* _Your task_: Repeat the material below exactly, line for line.

* _Supplied data_:
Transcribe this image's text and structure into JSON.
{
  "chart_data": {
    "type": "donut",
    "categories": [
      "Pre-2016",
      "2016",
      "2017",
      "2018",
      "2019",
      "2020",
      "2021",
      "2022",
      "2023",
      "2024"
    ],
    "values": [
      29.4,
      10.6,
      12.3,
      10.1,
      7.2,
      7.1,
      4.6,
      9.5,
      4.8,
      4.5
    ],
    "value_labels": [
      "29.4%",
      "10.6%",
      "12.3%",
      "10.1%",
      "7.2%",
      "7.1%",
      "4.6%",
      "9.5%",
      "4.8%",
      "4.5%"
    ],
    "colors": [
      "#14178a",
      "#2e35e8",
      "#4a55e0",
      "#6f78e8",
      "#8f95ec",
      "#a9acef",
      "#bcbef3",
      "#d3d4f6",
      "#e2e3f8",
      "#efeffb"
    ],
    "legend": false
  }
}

* _Task output_:
Transcribe this image's text and structure into JSON.
{
  "chart_data": {
    "type": "donut",
    "categories": [
      "Pre-2016",
      "2016",
      "2017",
      "2018",
      "2019",
      "2020",
      "2021",
      "2022",
      "2023",
      "2024"
    ],
    "values": [
      29.4,
      10.6,
      12.3,
      10.1,
      7.2,
      7.1,
      4.6,
      9.5,
      4.8,
      4.5
    ],
    "value_labels": [
      "29.4%",
      "10.6%",
      "12.3%",
      "10.1%",
      "7.2%",
      "7.1%",
      "4.6%",
      "9.5%",
      "4.8%",
      "4.5%"
    ],
    "colors": [
      "#14178a",
      "#2e35e8",
      "#4a55e0",
      "#6f78e8",
      "#8f95ec",
      "#a9acef",
      "#bcbef3",
      "#d3d4f6",
      "#e2e3f8",
      "#efeffb"
    ],
    "legend": false
  }
}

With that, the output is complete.